═════ Records shown

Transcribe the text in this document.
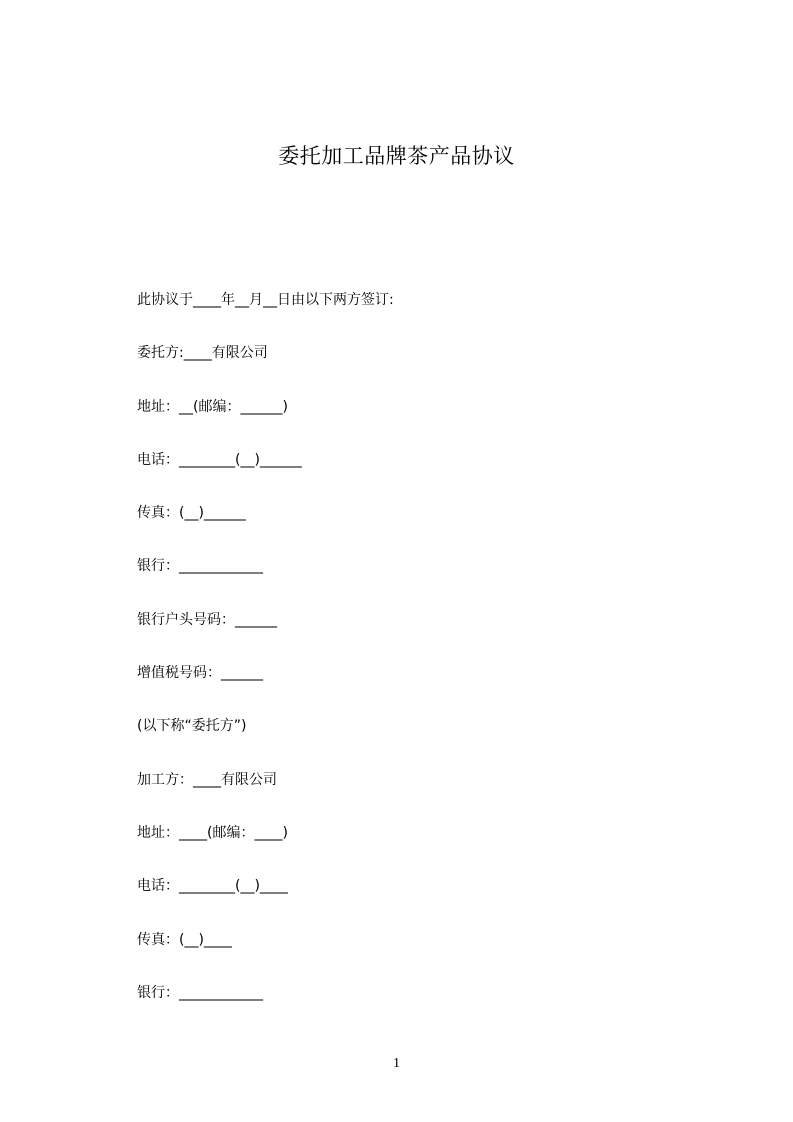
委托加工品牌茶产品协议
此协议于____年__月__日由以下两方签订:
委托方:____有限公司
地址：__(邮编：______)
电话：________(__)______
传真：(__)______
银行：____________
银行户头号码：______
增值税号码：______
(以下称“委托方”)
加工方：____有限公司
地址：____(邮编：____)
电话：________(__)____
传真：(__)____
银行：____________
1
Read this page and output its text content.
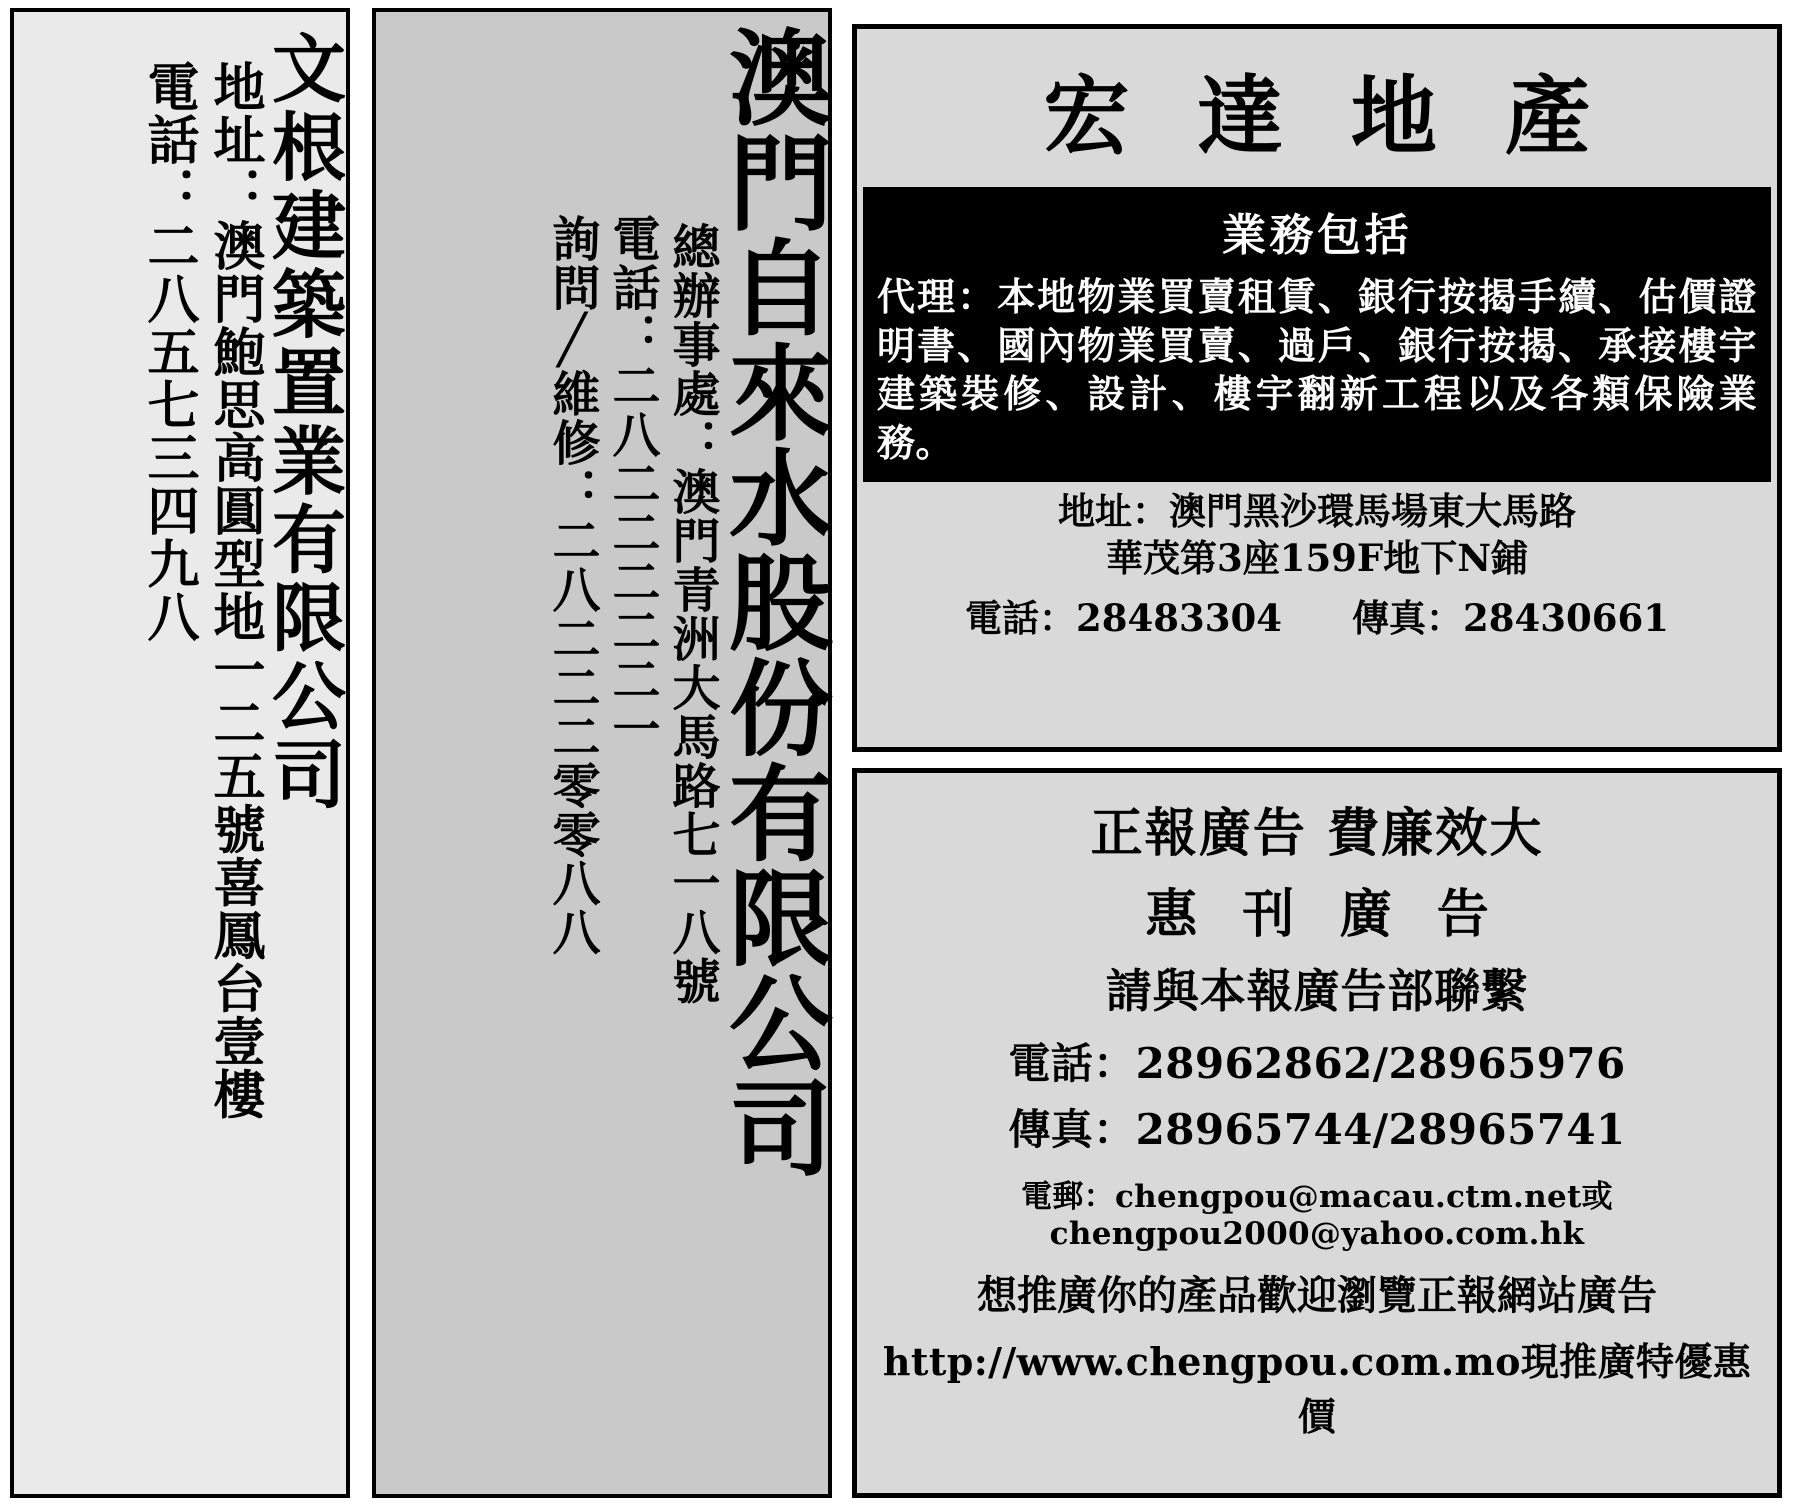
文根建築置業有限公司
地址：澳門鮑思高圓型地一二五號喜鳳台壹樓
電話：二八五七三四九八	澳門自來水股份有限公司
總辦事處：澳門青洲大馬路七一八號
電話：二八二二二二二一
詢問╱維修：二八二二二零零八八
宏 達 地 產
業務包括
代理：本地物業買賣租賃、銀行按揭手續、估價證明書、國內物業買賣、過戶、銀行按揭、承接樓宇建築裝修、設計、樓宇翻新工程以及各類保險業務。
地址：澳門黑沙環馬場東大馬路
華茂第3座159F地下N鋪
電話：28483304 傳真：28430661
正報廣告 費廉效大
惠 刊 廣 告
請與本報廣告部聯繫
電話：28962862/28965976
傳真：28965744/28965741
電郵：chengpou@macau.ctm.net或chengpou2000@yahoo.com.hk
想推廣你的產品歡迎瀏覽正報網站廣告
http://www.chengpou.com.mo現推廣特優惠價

══════════
═════ Records shown

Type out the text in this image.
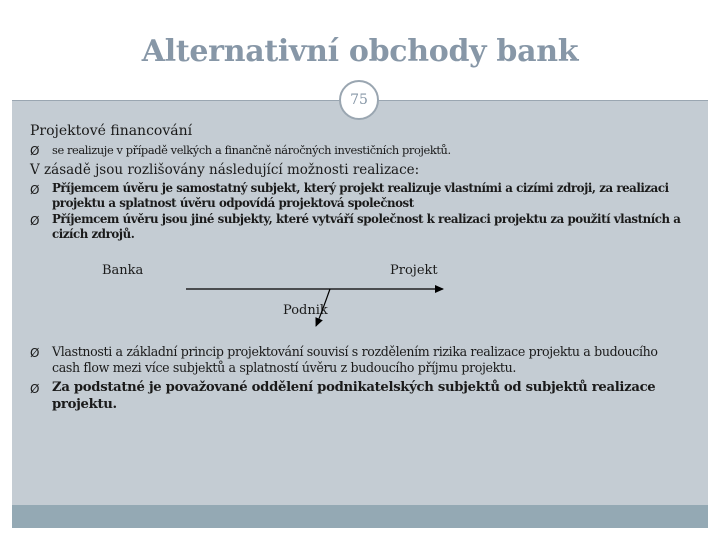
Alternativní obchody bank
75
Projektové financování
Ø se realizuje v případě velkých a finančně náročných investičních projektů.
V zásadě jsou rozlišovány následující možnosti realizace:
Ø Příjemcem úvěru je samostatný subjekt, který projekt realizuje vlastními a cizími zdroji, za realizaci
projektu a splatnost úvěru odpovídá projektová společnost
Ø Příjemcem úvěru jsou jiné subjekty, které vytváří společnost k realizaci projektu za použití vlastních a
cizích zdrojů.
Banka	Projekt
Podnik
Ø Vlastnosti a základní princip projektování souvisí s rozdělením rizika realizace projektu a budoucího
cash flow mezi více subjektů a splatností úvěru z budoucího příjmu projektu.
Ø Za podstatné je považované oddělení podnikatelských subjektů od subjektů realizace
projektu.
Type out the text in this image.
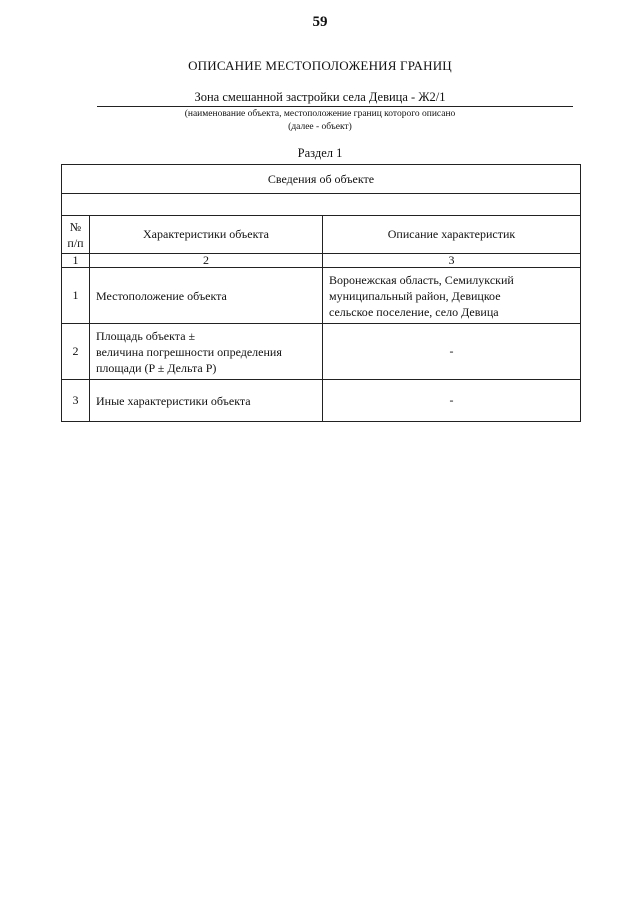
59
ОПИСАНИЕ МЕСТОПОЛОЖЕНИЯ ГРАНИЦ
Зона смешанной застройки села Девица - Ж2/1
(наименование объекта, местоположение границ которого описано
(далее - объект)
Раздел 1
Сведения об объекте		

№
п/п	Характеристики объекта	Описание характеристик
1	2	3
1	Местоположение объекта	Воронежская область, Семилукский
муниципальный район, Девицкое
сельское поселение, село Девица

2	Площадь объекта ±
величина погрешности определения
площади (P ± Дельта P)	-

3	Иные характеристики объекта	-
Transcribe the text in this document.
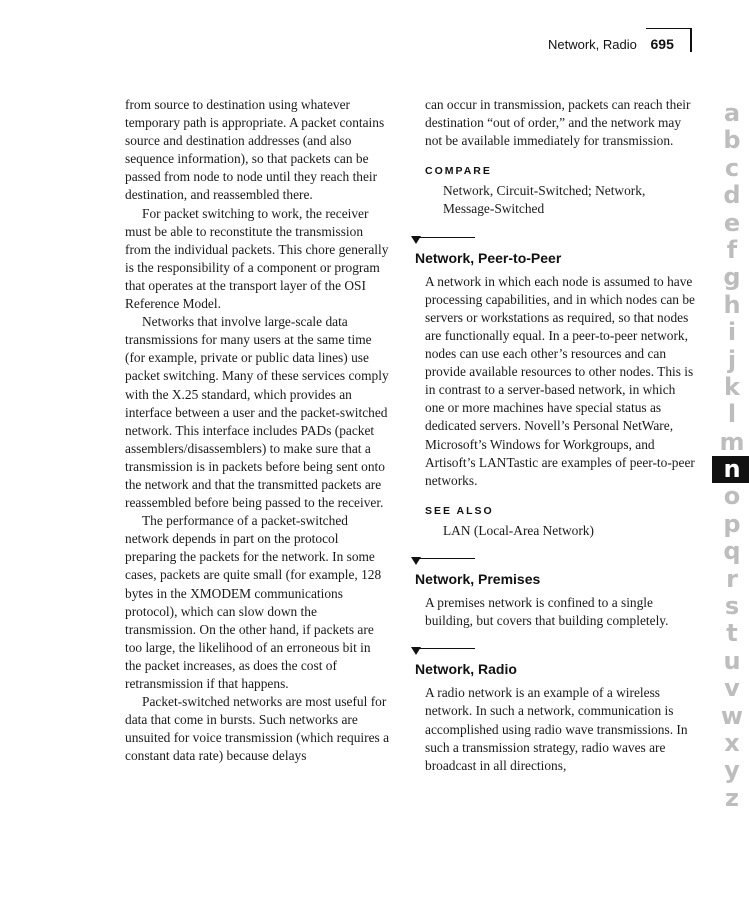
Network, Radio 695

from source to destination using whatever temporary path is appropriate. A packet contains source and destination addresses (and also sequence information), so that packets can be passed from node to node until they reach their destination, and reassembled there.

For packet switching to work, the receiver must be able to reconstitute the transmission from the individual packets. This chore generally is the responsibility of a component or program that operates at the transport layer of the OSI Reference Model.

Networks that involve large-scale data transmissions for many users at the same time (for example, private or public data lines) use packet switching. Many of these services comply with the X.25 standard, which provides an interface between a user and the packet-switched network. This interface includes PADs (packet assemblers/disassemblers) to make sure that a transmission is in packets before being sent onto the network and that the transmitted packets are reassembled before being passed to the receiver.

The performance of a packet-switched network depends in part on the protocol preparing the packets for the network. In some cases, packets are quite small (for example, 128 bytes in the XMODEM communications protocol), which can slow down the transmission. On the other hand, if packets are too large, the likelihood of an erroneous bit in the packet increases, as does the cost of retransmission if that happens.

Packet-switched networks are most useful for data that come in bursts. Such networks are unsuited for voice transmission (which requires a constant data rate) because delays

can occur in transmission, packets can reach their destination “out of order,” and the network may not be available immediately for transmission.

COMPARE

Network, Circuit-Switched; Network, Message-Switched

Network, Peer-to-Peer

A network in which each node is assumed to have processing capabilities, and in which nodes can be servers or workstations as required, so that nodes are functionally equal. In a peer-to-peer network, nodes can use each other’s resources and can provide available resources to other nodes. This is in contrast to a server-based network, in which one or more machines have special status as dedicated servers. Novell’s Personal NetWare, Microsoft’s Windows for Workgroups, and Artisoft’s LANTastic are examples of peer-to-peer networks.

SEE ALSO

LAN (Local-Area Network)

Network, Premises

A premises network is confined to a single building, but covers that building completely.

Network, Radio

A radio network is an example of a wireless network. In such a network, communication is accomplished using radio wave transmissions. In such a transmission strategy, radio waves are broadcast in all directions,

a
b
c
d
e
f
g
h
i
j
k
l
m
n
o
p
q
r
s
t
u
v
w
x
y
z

══════════
═════ Records shown

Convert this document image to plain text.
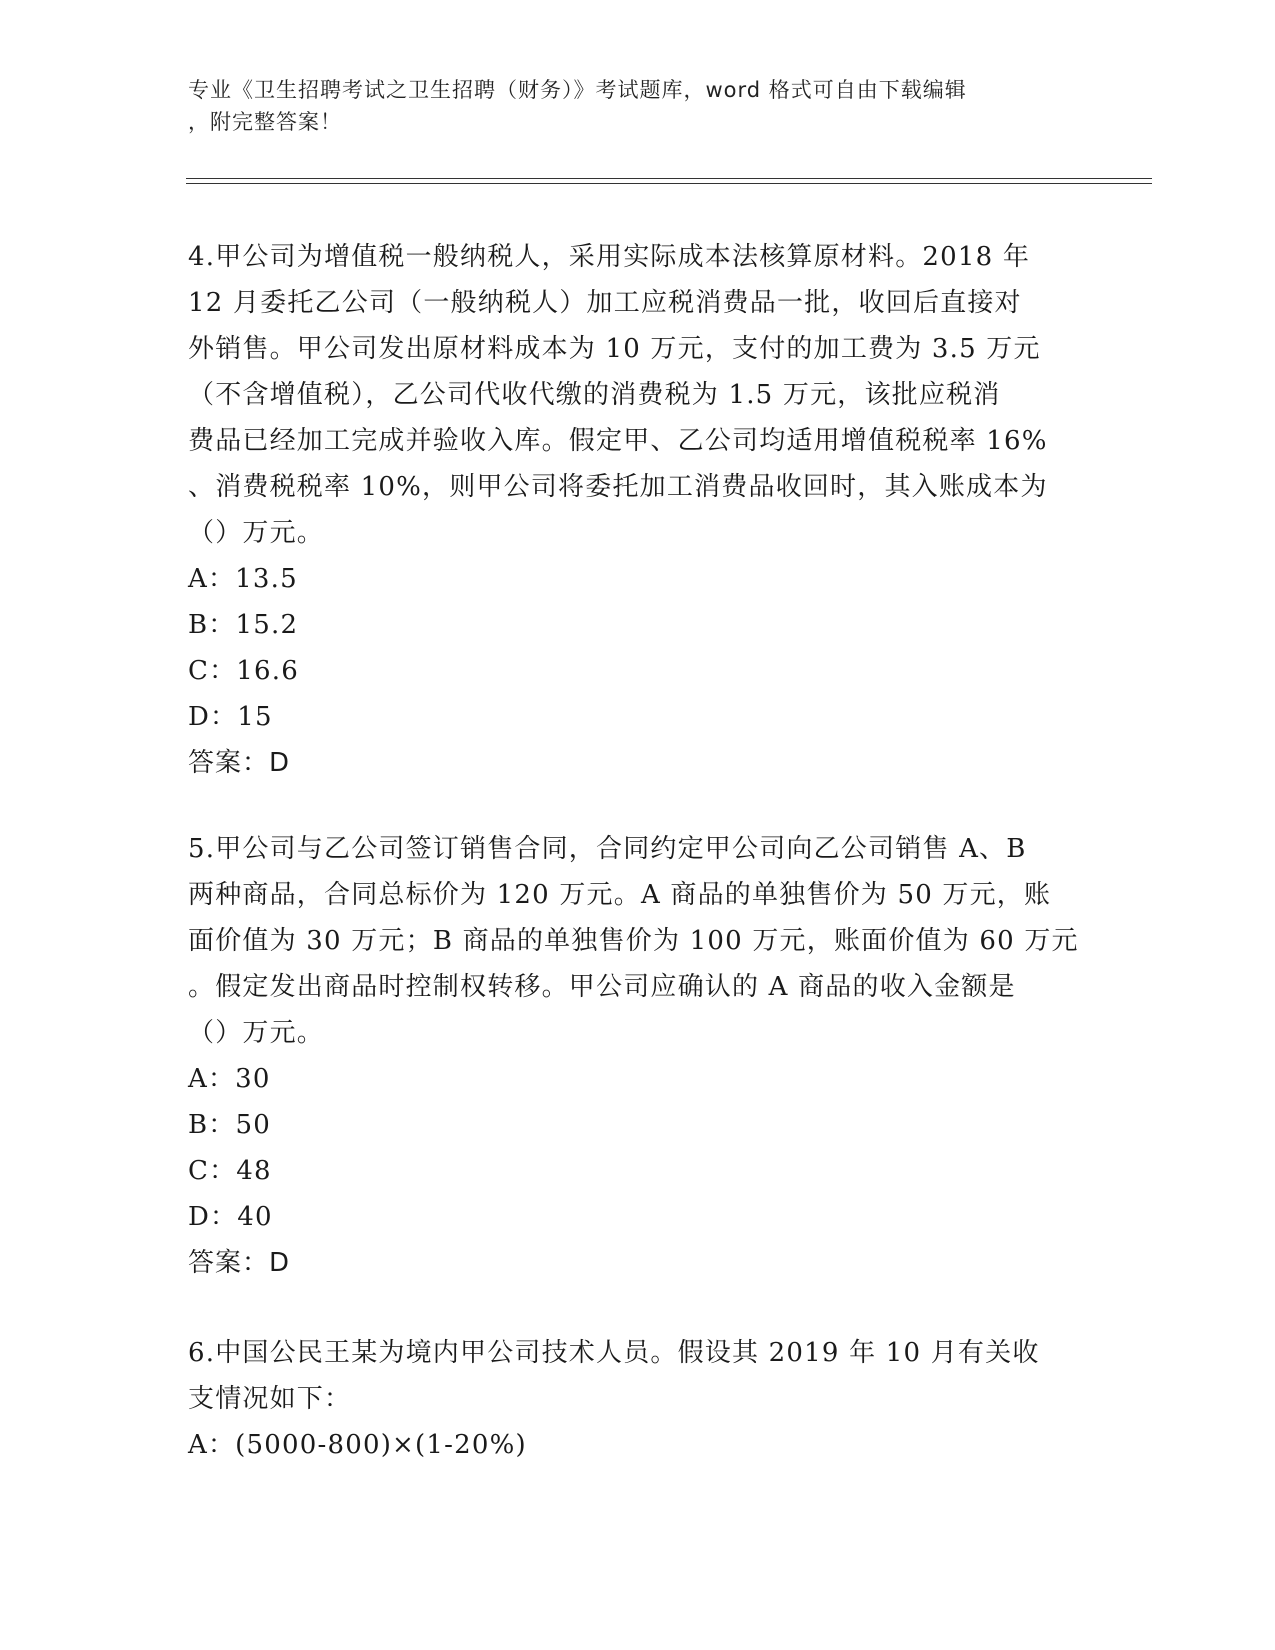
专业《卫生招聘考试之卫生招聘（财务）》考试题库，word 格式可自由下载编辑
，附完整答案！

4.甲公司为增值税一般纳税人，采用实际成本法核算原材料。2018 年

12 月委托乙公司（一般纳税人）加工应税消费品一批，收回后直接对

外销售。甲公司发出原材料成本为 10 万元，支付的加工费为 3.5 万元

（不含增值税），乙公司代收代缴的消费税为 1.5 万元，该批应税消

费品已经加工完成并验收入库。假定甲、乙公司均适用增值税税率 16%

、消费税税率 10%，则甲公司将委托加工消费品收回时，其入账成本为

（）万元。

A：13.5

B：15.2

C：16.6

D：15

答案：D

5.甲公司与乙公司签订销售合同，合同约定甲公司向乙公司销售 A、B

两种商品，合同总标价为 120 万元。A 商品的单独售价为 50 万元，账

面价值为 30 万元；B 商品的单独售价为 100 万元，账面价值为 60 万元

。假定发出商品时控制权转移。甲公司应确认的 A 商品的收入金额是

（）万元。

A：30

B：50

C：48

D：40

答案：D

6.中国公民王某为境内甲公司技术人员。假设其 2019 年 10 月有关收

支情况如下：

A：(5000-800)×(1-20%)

══════════

### Problem requirements
Copy out the lines that hold "destination".

### Correct response
from source to destination using whatever temporary path is appropriate. A packet contains source and destination addresses (and also sequence information), so that packets can be passed from node to node until they reach their destination, and reassembled there.
can occur in transmission, packets can reach their destination “out of order,” and the network may not be available immediately for transmission.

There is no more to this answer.